___ Material provided ___

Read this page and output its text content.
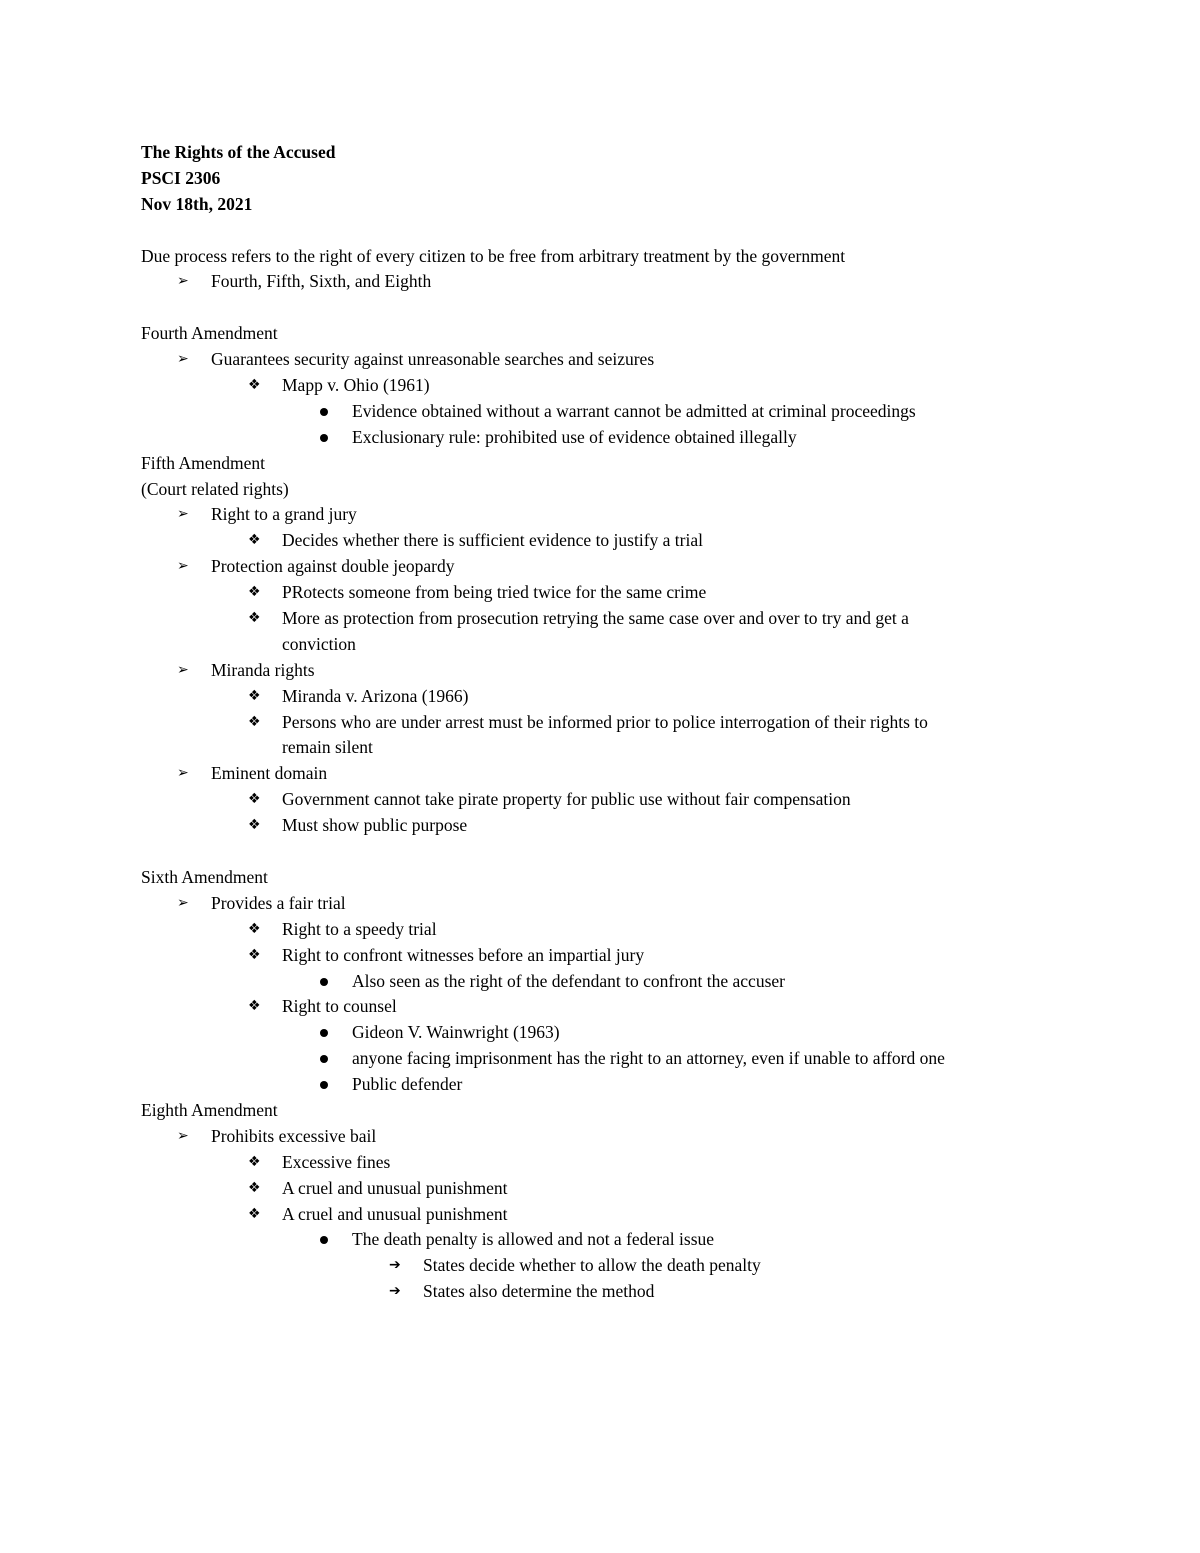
The Rights of the Accused
PSCI 2306
Nov 18th, 2021
Due process refers to the right of every citizen to be free from arbitrary treatment by the government
➢	Fourth, Fifth, Sixth, and Eighth
Fourth Amendment
➢	Guarantees security against unreasonable searches and seizures
❖	Mapp v. Ohio (1961)
Evidence obtained without a warrant cannot be admitted at criminal proceedings
Exclusionary rule: prohibited use of evidence obtained illegally
Fifth Amendment
(Court related rights)
➢	Right to a grand jury
❖	Decides whether there is sufficient evidence to justify a trial
➢	Protection against double jeopardy
❖	PRotects someone from being tried twice for the same crime
❖	More as protection from prosecution retrying the same case over and over to try and get a
conviction
➢	Miranda rights
❖	Miranda v. Arizona (1966)
❖	Persons who are under arrest must be informed prior to police interrogation of their rights to
remain silent
➢	Eminent domain
❖	Government cannot take pirate property for public use without fair compensation
❖	Must show public purpose
Sixth Amendment
➢	Provides a fair trial
❖	Right to a speedy trial
❖	Right to confront witnesses before an impartial jury
Also seen as the right of the defendant to confront the accuser
❖	Right to counsel
Gideon V. Wainwright (1963)
anyone facing imprisonment has the right to an attorney, even if unable to afford one
Public defender
Eighth Amendment
➢	Prohibits excessive bail
❖	Excessive fines
❖	A cruel and unusual punishment
❖	A cruel and unusual punishment
The death penalty is allowed and not a federal issue
➔	States decide whether to allow the death penalty
➔	States also determine the method
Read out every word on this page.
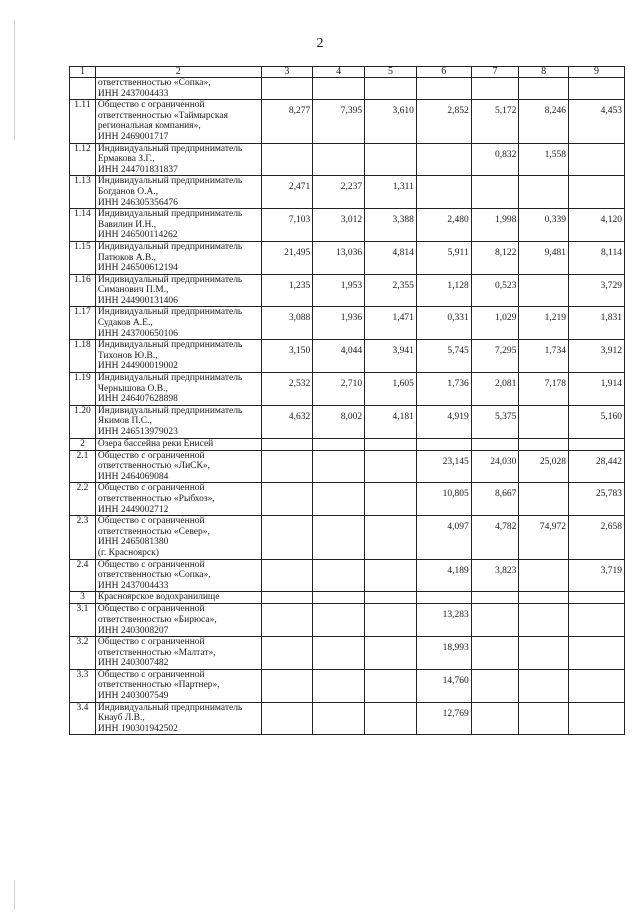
2
1	2	3	4	5	6	7	8	9

	ответственностью «Сопка»,
ИНН 2437004433							

1.11	Общество с ограниченной
ответственностью «Таймырская
региональная компания»,
ИНН 2469001717	8,277	7,395	3,610	2,852	5,172	8,246	4,453
1.12	Индивидуальный предприниматель
Ермакова З.Г.,
ИНН 244701831837					0,832	1,558	
1.13	Индивидуальный предприниматель
Богданов О.А.,
ИНН 246305356476	2,471	2,237	1,311				
1.14	Индивидуальный предприниматель
Вавилин И.Н.,
ИНН 246500114262	7,103	3,012	3,388	2,480	1,998	0,339	4,120
1.15	Индивидуальный предприниматель
Патюков А.В.,
ИНН 246500612194	21,495	13,036	4,814	5,911	8,122	9,481	8,114
1.16	Индивидуальный предприниматель
Симанович П.М.,
ИНН 244900131406	1,235	1,953	2,355	1,128	0,523		3,729
1.17	Индивидуальный предприниматель
Судаков А.Е.,
ИНН 243700650106	3,088	1,936	1,471	0,331	1,029	1,219	1,831
1.18	Индивидуальный предприниматель
Тихонов Ю.В.,
ИНН 244900019002	3,150	4,044	3,941	5,745	7,295	1,734	3,912
1.19	Индивидуальный предприниматель
Чернышова О.В.,
ИНН 246407628898	2,532	2,710	1,605	1,736	2,081	7,178	1,914
1.20	Индивидуальный предприниматель
Якимов П.С.,
ИНН 246513979023	4,632	8,002	4,181	4,919	5,375		5,160
2	Озера бассейна реки Енисей							
2.1	Общество с ограниченной
ответственностью «ЛиСК»,
ИНН 2464069084				23,145	24,030	25,028	28,442
2.2	Общество с ограниченной
ответственностью «Рыбхоз»,
ИНН 2449002712				10,805	8,667		25,783
2.3	Общество с ограниченной
ответственностью «Север»,
ИНН 2465081380
(г. Красноярск)				4,097	4,782	74,972	2,658
2.4	Общество с ограниченной
ответственностью «Сопка»,
ИНН 2437004433				4,189	3,823		3,719
3	Красноярское водохранилище							
3.1	Общество с ограниченной
ответственностью «Бирюса»,
ИНН 2403008207				13,283			
3.2	Общество с ограниченной
ответственностью «Малтат»,
ИНН 2403007482				18,993			
3.3	Общество с ограниченной
ответственностью «Партнер»,
ИНН 2403007549				14,760			
3.4	Индивидуальный предприниматель
Кнауб Л.В.,
ИНН 190301942502				12,769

___

# Exercise objective
The records above must be transcribed exactly. Pictures are left out of the copy.

# In response
Read this page and output its text content.
The Rights of the Accused
PSCI 2306
Nov 18th, 2021
Due process refers to the right of every citizen to be free from arbitrary treatment by the government
➢	Fourth, Fifth, Sixth, and Eighth
Fourth Amendment
➢	Guarantees security against unreasonable searches and seizures
❖	Mapp v. Ohio (1961)
Evidence obtained without a warrant cannot be admitted at criminal proceedings
Exclusionary rule: prohibited use of evidence obtained illegally
Fifth Amendment
(Court related rights)
➢	Right to a grand jury
❖	Decides whether there is sufficient evidence to justify a trial
➢	Protection against double jeopardy
❖	PRotects someone from being tried twice for the same crime
❖	More as protection from prosecution retrying the same case over and over to try and get a
conviction
➢	Miranda rights
❖	Miranda v. Arizona (1966)
❖	Persons who are under arrest must be informed prior to police interrogation of their rights to
remain silent
➢	Eminent domain
❖	Government cannot take pirate property for public use without fair compensation
❖	Must show public purpose
Sixth Amendment
➢	Provides a fair trial
❖	Right to a speedy trial
❖	Right to confront witnesses before an impartial jury
Also seen as the right of the defendant to confront the accuser
❖	Right to counsel
Gideon V. Wainwright (1963)
anyone facing imprisonment has the right to an attorney, even if unable to afford one
Public defender
Eighth Amendment
➢	Prohibits excessive bail
❖	Excessive fines
❖	A cruel and unusual punishment
❖	A cruel and unusual punishment
The death penalty is allowed and not a federal issue
➔	States decide whether to allow the death penalty
➔	States also determine the method
Read out every word on this page.
2
1	2	3	4	5	6	7	8	9

	ответственностью «Сопка»,
ИНН 2437004433							

1.11	Общество с ограниченной
ответственностью «Таймырская
региональная компания»,
ИНН 2469001717	8,277	7,395	3,610	2,852	5,172	8,246	4,453
1.12	Индивидуальный предприниматель
Ермакова З.Г.,
ИНН 244701831837					0,832	1,558	
1.13	Индивидуальный предприниматель
Богданов О.А.,
ИНН 246305356476	2,471	2,237	1,311				
1.14	Индивидуальный предприниматель
Вавилин И.Н.,
ИНН 246500114262	7,103	3,012	3,388	2,480	1,998	0,339	4,120
1.15	Индивидуальный предприниматель
Патюков А.В.,
ИНН 246500612194	21,495	13,036	4,814	5,911	8,122	9,481	8,114
1.16	Индивидуальный предприниматель
Симанович П.М.,
ИНН 244900131406	1,235	1,953	2,355	1,128	0,523		3,729
1.17	Индивидуальный предприниматель
Судаков А.Е.,
ИНН 243700650106	3,088	1,936	1,471	0,331	1,029	1,219	1,831
1.18	Индивидуальный предприниматель
Тихонов Ю.В.,
ИНН 244900019002	3,150	4,044	3,941	5,745	7,295	1,734	3,912
1.19	Индивидуальный предприниматель
Чернышова О.В.,
ИНН 246407628898	2,532	2,710	1,605	1,736	2,081	7,178	1,914
1.20	Индивидуальный предприниматель
Якимов П.С.,
ИНН 246513979023	4,632	8,002	4,181	4,919	5,375		5,160
2	Озера бассейна реки Енисей							
2.1	Общество с ограниченной
ответственностью «ЛиСК»,
ИНН 2464069084				23,145	24,030	25,028	28,442
2.2	Общество с ограниченной
ответственностью «Рыбхоз»,
ИНН 2449002712				10,805	8,667		25,783
2.3	Общество с ограниченной
ответственностью «Север»,
ИНН 2465081380
(г. Красноярск)				4,097	4,782	74,972	2,658
2.4	Общество с ограниченной
ответственностью «Сопка»,
ИНН 2437004433				4,189	3,823		3,719
3	Красноярское водохранилище							
3.1	Общество с ограниченной
ответственностью «Бирюса»,
ИНН 2403008207				13,283			
3.2	Общество с ограниченной
ответственностью «Малтат»,
ИНН 2403007482				18,993			
3.3	Общество с ограниченной
ответственностью «Партнер»,
ИНН 2403007549				14,760			
3.4	Индивидуальный предприниматель
Кнауб Л.В.,
ИНН 190301942502				12,769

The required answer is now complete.